Go through the data and copy every line exactly, but not the images.

-- Start of RAW RECORDS --

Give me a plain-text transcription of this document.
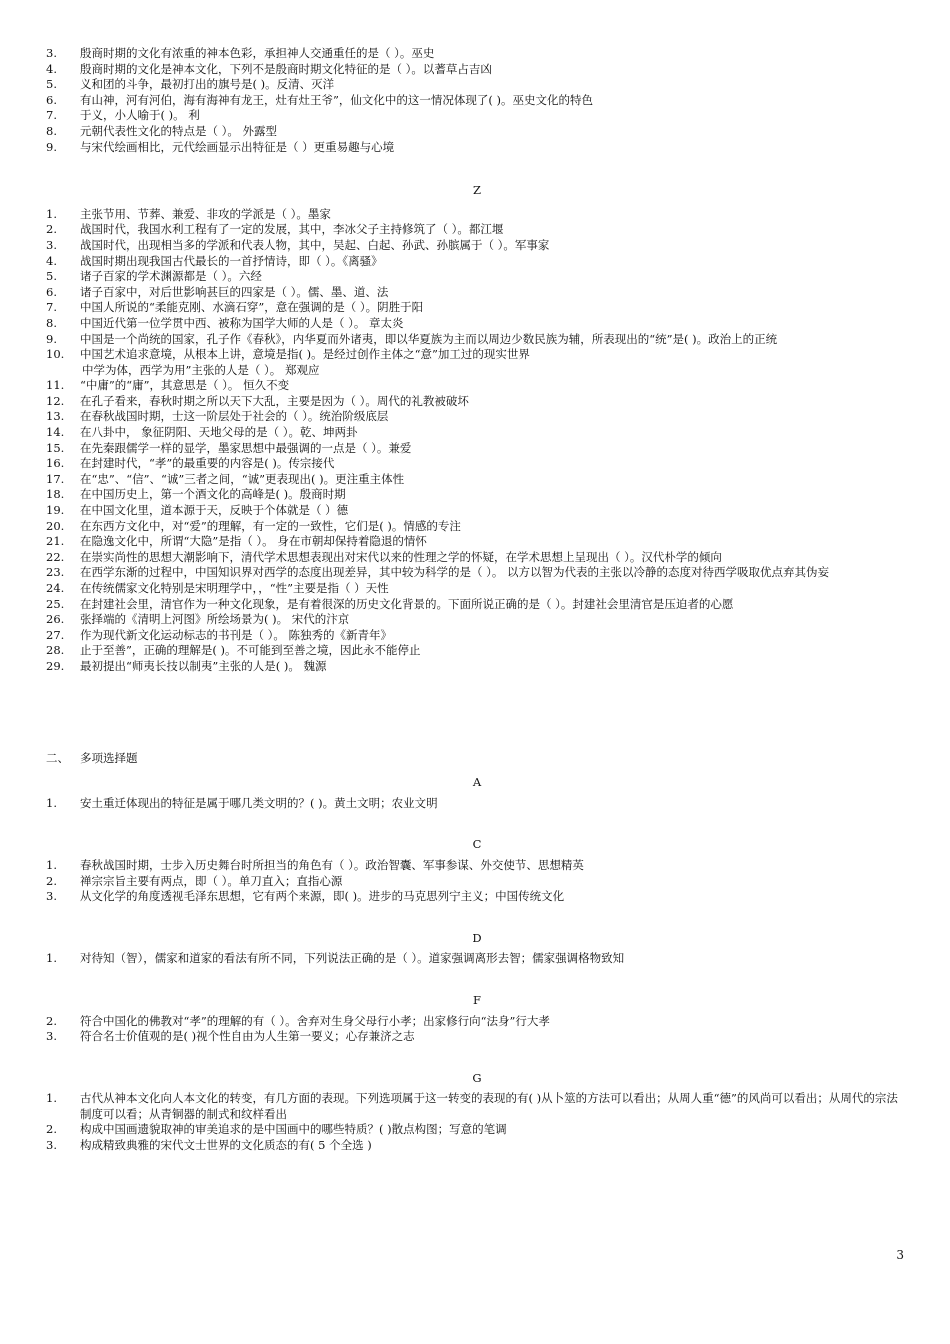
3.	殷商时期的文化有浓重的神本色彩，承担神人交通重任的是（ ）。巫史
4.	殷商时期的文化是神本文化，下列不是殷商时期文化特征的是（ ）。以蓍草占吉凶
5.	义和团的斗争，最初打出的旗号是( )。反清、灭洋
6.	有山神，河有河伯，海有海神有龙王，灶有灶王爷”，仙文化中的这一情况体现了( )。巫史文化的特色
7.	于义，小人喻于( )。 利
8.	元朝代表性文化的特点是（ ）。 外露型
9.	与宋代绘画相比，元代绘画显示出特征是（ ）更重易趣与心境
Z
1.	主张节用、节葬、兼爱、非攻的学派是（ ）。墨家
2.	战国时代，我国水利工程有了一定的发展，其中，李冰父子主持修筑了（ ）。都江堰
3.	战国时代，出现相当多的学派和代表人物，其中，吴起、白起、孙武、孙膑属于（ ）。军事家
4.	战国时期出现我国古代最长的一首抒情诗，即（ ）。《离骚》
5.	诸子百家的学术渊源都是（ ）。六经
6.	诸子百家中，对后世影响甚巨的四家是（ ）。儒、墨、道、法
7.	中国人所说的“柔能克刚、水滴石穿”，意在强调的是（ ）。阴胜于阳
8.	中国近代第一位学贯中西、被称为国学大师的人是（ ）。 章太炎
9.	中国是一个尚统的国家，孔子作《春秋》，内华夏而外诸夷，即以华夏族为主而以周边少数民族为辅，所表现出的“统”是( )。政治上的正统
10.	中国艺术追求意境，从根本上讲，意境是指( )。是经过创作主体之“意”加工过的现实世界
中学为体，西学为用”主张的人是（ ）。 郑观应
11.	“中庸”的“庸”，其意思是（ ）。 恒久不变
12.	在孔子看来，春秋时期之所以天下大乱，主要是因为（ ）。周代的礼教被破坏
13.	在春秋战国时期，士这一阶层处于社会的（ ）。统治阶级底层
14.	在八卦中， 象征阴阳、天地父母的是（ ）。乾、坤两卦
15.	在先秦跟儒学一样的显学，墨家思想中最强调的一点是（ ）。兼爱
16.	在封建时代，“孝”的最重要的内容是( )。传宗接代
17.	在“忠”、“信”、“诚”三者之间，“诚”更表现出( )。更注重主体性
18.	在中国历史上，第一个酒文化的高峰是( )。殷商时期
19.	在中国文化里，道本源于天，反映于个体就是（ ）德
20.	在东西方文化中，对“爱”的理解，有一定的一致性，它们是( )。情感的专注
21.	在隐逸文化中，所谓“大隐”是指（ ）。 身在市朝却保持着隐退的情怀
22.	在崇实尚性的思想大潮影响下，清代学术思想表现出对宋代以来的性理之学的怀疑，在学术思想上呈现出（ ）。汉代朴学的倾向
23.	在西学东渐的过程中，中国知识界对西学的态度出现差异，其中较为科学的是（ ）。 以方以智为代表的主张以冷静的态度对待西学吸取优点弃其伪妄
24.	在传统儒家文化特别是宋明理学中，，“性”主要是指（ ）天性
25.	在封建社会里，清官作为一种文化现象，是有着很深的历史文化背景的。下面所说正确的是（ ）。封建社会里清官是压迫者的心愿
26.	张择端的《清明上河图》所绘场景为( )。 宋代的汴京
27.	作为现代新文化运动标志的书刊是（ ）。 陈独秀的《新青年》
28.	止于至善”，正确的理解是( )。不可能到至善之境，因此永不能停止
29.	最初提出“师夷长技以制夷”主张的人是( )。 魏源
二、 多项选择题
A
1.	安土重迁体现出的特征是属于哪几类文明的？( )。黄土文明；农业文明
C
1.	春秋战国时期，士步入历史舞台时所担当的角色有（ ）。政治智囊、军事参谋、外交使节、思想精英
2.	禅宗宗旨主要有两点，即（ ）。单刀直入；直指心源
3.	从文化学的角度透视毛泽东思想，它有两个来源，即( )。进步的马克思列宁主义；中国传统文化
D
1.	对待知（智），儒家和道家的看法有所不同，下列说法正确的是（ ）。道家强调离形去智；儒家强调格物致知
F
2.	符合中国化的佛教对“孝”的理解的有（ ）。舍弃对生身父母行小孝；出家修行向“法身”行大孝
3.	符合名士价值观的是( )视个性自由为人生第一要义；心存兼济之志
G
1.	古代从神本文化向人本文化的转变，有几方面的表现。下列选项属于这一转变的表现的有( )从卜筮的方法可以看出；从周人重“德”的风尚可以看出；从周代的宗法制度可以看；从青铜器的制式和纹样看出
2.	构成中国画遗貌取神的审美追求的是中国画中的哪些特质？( )散点构图；写意的笔调
3.	构成精致典雅的宋代文士世界的文化质态的有( 5 个全选 )
3
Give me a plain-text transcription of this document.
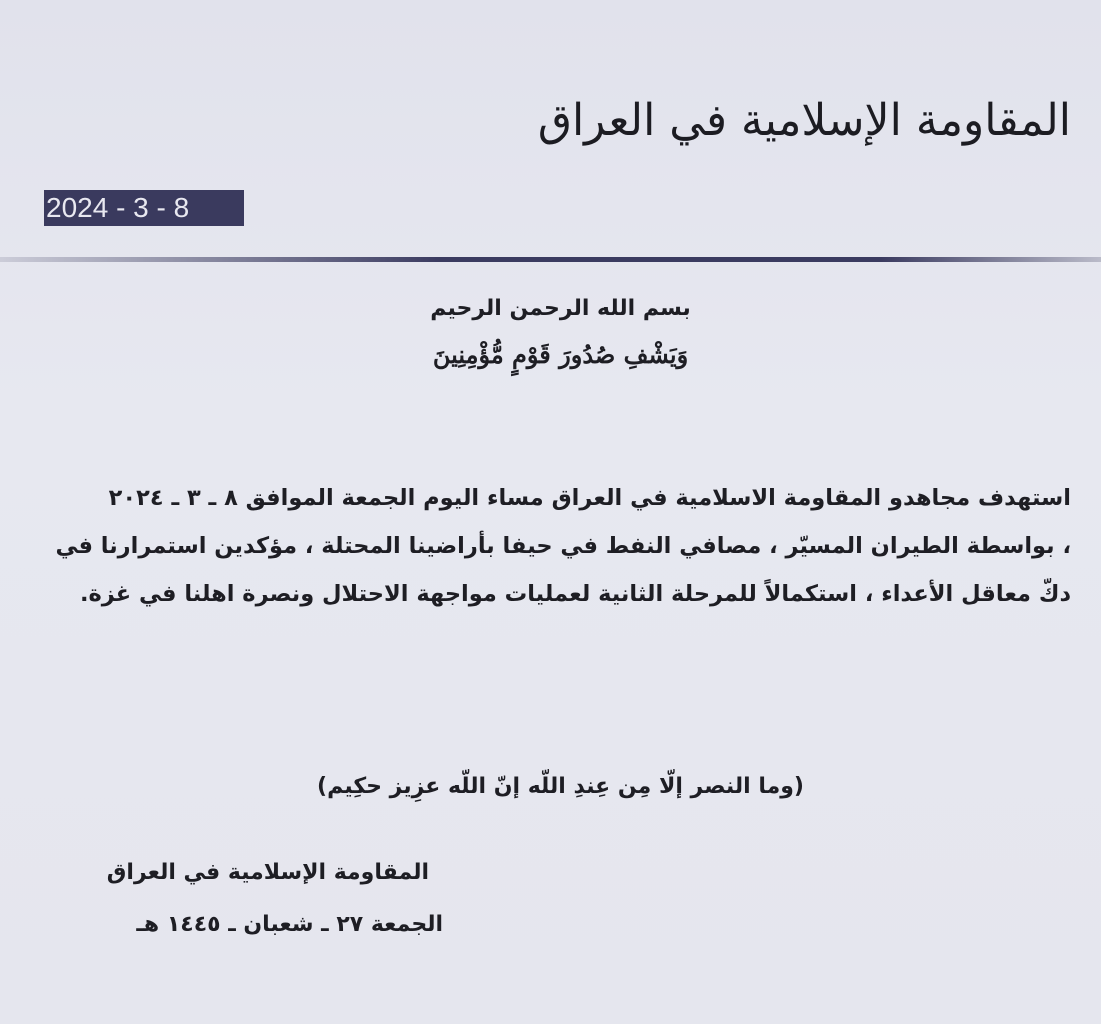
المقاومة الإسلامية في العراق
2024 - 3 - 8
بسم الله الرحمن الرحيم
وَيَشْفِ صُدُورَ قَوْمٍ مُّؤْمِنِينَ
استهدف مجاهدو المقاومة الاسلامية في العراق مساء اليوم الجمعة الموافق ٨ ـ ٣ ـ ٢٠٢٤
، بواسطة الطيران المسيّر ، مصافي النفط في حيفا بأراضينا المحتلة ، مؤكدين استمرارنا في
دكّ معاقل الأعداء ، استكمالاً للمرحلة الثانية لعمليات مواجهة الاحتلال ونصرة اهلنا في غزة.
(وما النصر إلّا مِن عِندِ اللّه إنّ اللّه عزِيز حكِيم)
المقاومة الإسلامية في العراق
الجمعة ٢٧ ـ شعبان ـ ١٤٤٥ هـ
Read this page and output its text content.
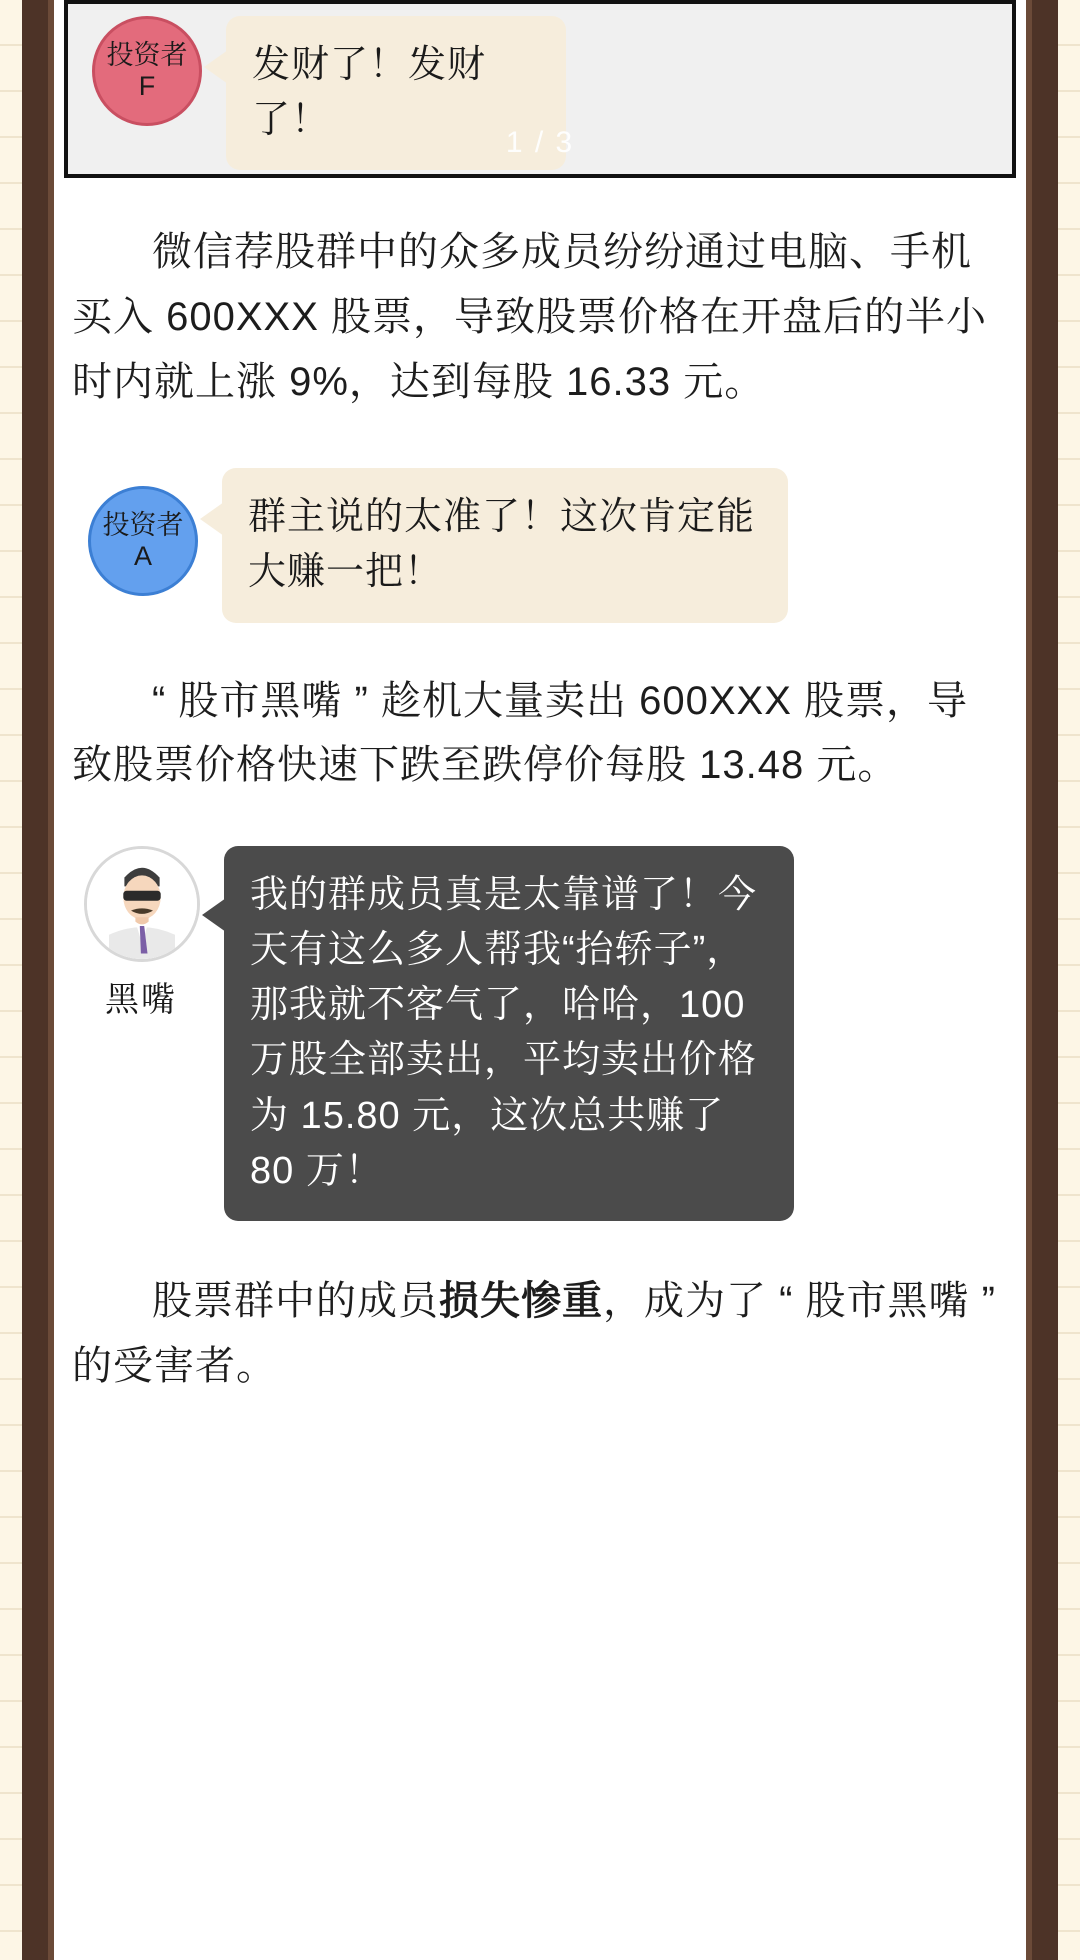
投资者
F	发财了！发财了！
1 / 3

微信荐股群中的众多成员纷纷通过电脑、手机买入 600XXX 股票，导致股票价格在开盘后的半小时内就上涨 9%，达到每股 16.33 元。

投资者
A
群主说的太准了！这次肯定能大赚一把！

“ 股市黑嘴 ” 趁机大量卖出 600XXX 股票，导致股票价格快速下跌至跌停价每股 13.48 元。

黑嘴
我的群成员真是太靠谱了！今天有这么多人帮我“抬轿子”，那我就不客气了，哈哈，100 万股全部卖出，平均卖出价格为 15.80 元，这次总共赚了 80 万！

股票群中的成员损失惨重，成为了 “ 股市黑嘴 ” 的受害者。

-- End of RAW RECORDS --

(RESULT OF THE TASK):
Give me a plain-text transcription of this document.
3.	殷商时期的文化有浓重的神本色彩，承担神人交通重任的是（ ）。巫史
4.	殷商时期的文化是神本文化，下列不是殷商时期文化特征的是（ ）。以蓍草占吉凶
5.	义和团的斗争，最初打出的旗号是( )。反清、灭洋
6.	有山神，河有河伯，海有海神有龙王，灶有灶王爷”，仙文化中的这一情况体现了( )。巫史文化的特色
7.	于义，小人喻于( )。 利
8.	元朝代表性文化的特点是（ ）。 外露型
9.	与宋代绘画相比，元代绘画显示出特征是（ ）更重易趣与心境
Z
1.	主张节用、节葬、兼爱、非攻的学派是（ ）。墨家
2.	战国时代，我国水利工程有了一定的发展，其中，李冰父子主持修筑了（ ）。都江堰
3.	战国时代，出现相当多的学派和代表人物，其中，吴起、白起、孙武、孙膑属于（ ）。军事家
4.	战国时期出现我国古代最长的一首抒情诗，即（ ）。《离骚》
5.	诸子百家的学术渊源都是（ ）。六经
6.	诸子百家中，对后世影响甚巨的四家是（ ）。儒、墨、道、法
7.	中国人所说的“柔能克刚、水滴石穿”，意在强调的是（ ）。阴胜于阳
8.	中国近代第一位学贯中西、被称为国学大师的人是（ ）。 章太炎
9.	中国是一个尚统的国家，孔子作《春秋》，内华夏而外诸夷，即以华夏族为主而以周边少数民族为辅，所表现出的“统”是( )。政治上的正统
10.	中国艺术追求意境，从根本上讲，意境是指( )。是经过创作主体之“意”加工过的现实世界
中学为体，西学为用”主张的人是（ ）。 郑观应
11.	“中庸”的“庸”，其意思是（ ）。 恒久不变
12.	在孔子看来，春秋时期之所以天下大乱，主要是因为（ ）。周代的礼教被破坏
13.	在春秋战国时期，士这一阶层处于社会的（ ）。统治阶级底层
14.	在八卦中， 象征阴阳、天地父母的是（ ）。乾、坤两卦
15.	在先秦跟儒学一样的显学，墨家思想中最强调的一点是（ ）。兼爱
16.	在封建时代，“孝”的最重要的内容是( )。传宗接代
17.	在“忠”、“信”、“诚”三者之间，“诚”更表现出( )。更注重主体性
18.	在中国历史上，第一个酒文化的高峰是( )。殷商时期
19.	在中国文化里，道本源于天，反映于个体就是（ ）德
20.	在东西方文化中，对“爱”的理解，有一定的一致性，它们是( )。情感的专注
21.	在隐逸文化中，所谓“大隐”是指（ ）。 身在市朝却保持着隐退的情怀
22.	在崇实尚性的思想大潮影响下，清代学术思想表现出对宋代以来的性理之学的怀疑，在学术思想上呈现出（ ）。汉代朴学的倾向
23.	在西学东渐的过程中，中国知识界对西学的态度出现差异，其中较为科学的是（ ）。 以方以智为代表的主张以冷静的态度对待西学吸取优点弃其伪妄
24.	在传统儒家文化特别是宋明理学中，，“性”主要是指（ ）天性
25.	在封建社会里，清官作为一种文化现象，是有着很深的历史文化背景的。下面所说正确的是（ ）。封建社会里清官是压迫者的心愿
26.	张择端的《清明上河图》所绘场景为( )。 宋代的汴京
27.	作为现代新文化运动标志的书刊是（ ）。 陈独秀的《新青年》
28.	止于至善”，正确的理解是( )。不可能到至善之境，因此永不能停止
29.	最初提出“师夷长技以制夷”主张的人是( )。 魏源
二、 多项选择题
A
1.	安土重迁体现出的特征是属于哪几类文明的？( )。黄土文明；农业文明
C
1.	春秋战国时期，士步入历史舞台时所担当的角色有（ ）。政治智囊、军事参谋、外交使节、思想精英
2.	禅宗宗旨主要有两点，即（ ）。单刀直入；直指心源
3.	从文化学的角度透视毛泽东思想，它有两个来源，即( )。进步的马克思列宁主义；中国传统文化
D
1.	对待知（智），儒家和道家的看法有所不同，下列说法正确的是（ ）。道家强调离形去智；儒家强调格物致知
F
2.	符合中国化的佛教对“孝”的理解的有（ ）。舍弃对生身父母行小孝；出家修行向“法身”行大孝
3.	符合名士价值观的是( )视个性自由为人生第一要义；心存兼济之志
G
1.	古代从神本文化向人本文化的转变，有几方面的表现。下列选项属于这一转变的表现的有( )从卜筮的方法可以看出；从周人重“德”的风尚可以看出；从周代的宗法制度可以看；从青铜器的制式和纹样看出
2.	构成中国画遗貌取神的审美追求的是中国画中的哪些特质？( )散点构图；写意的笔调
3.	构成精致典雅的宋代文士世界的文化质态的有( 5 个全选 )
3
Give me a plain-text transcription of this document.
المقاومة الإسلامية في العراق
2024 - 3 - 8
بسم الله الرحمن الرحيم
وَيَشْفِ صُدُورَ قَوْمٍ مُّؤْمِنِينَ
استهدف مجاهدو المقاومة الاسلامية في العراق مساء اليوم الجمعة الموافق ٨ ـ ٣ ـ ٢٠٢٤
، بواسطة الطيران المسيّر ، مصافي النفط في حيفا بأراضينا المحتلة ، مؤكدين استمرارنا في
دكّ معاقل الأعداء ، استكمالاً للمرحلة الثانية لعمليات مواجهة الاحتلال ونصرة اهلنا في غزة.
(وما النصر إلّا مِن عِندِ اللّه إنّ اللّه عزِيز حكِيم)
المقاومة الإسلامية في العراق
الجمعة ٢٧ ـ شعبان ـ ١٤٤٥ هـ
Read this page and output its text content.
投资者
F	发财了！发财了！
1 / 3

微信荐股群中的众多成员纷纷通过电脑、手机买入 600XXX 股票，导致股票价格在开盘后的半小时内就上涨 9%，达到每股 16.33 元。

投资者
A
群主说的太准了！这次肯定能大赚一把！

“ 股市黑嘴 ” 趁机大量卖出 600XXX 股票，导致股票价格快速下跌至跌停价每股 13.48 元。

黑嘴
我的群成员真是太靠谱了！今天有这么多人帮我“抬轿子”，那我就不客气了，哈哈，100 万股全部卖出，平均卖出价格为 15.80 元，这次总共赚了 80 万！

股票群中的成员损失惨重，成为了 “ 股市黑嘴 ” 的受害者。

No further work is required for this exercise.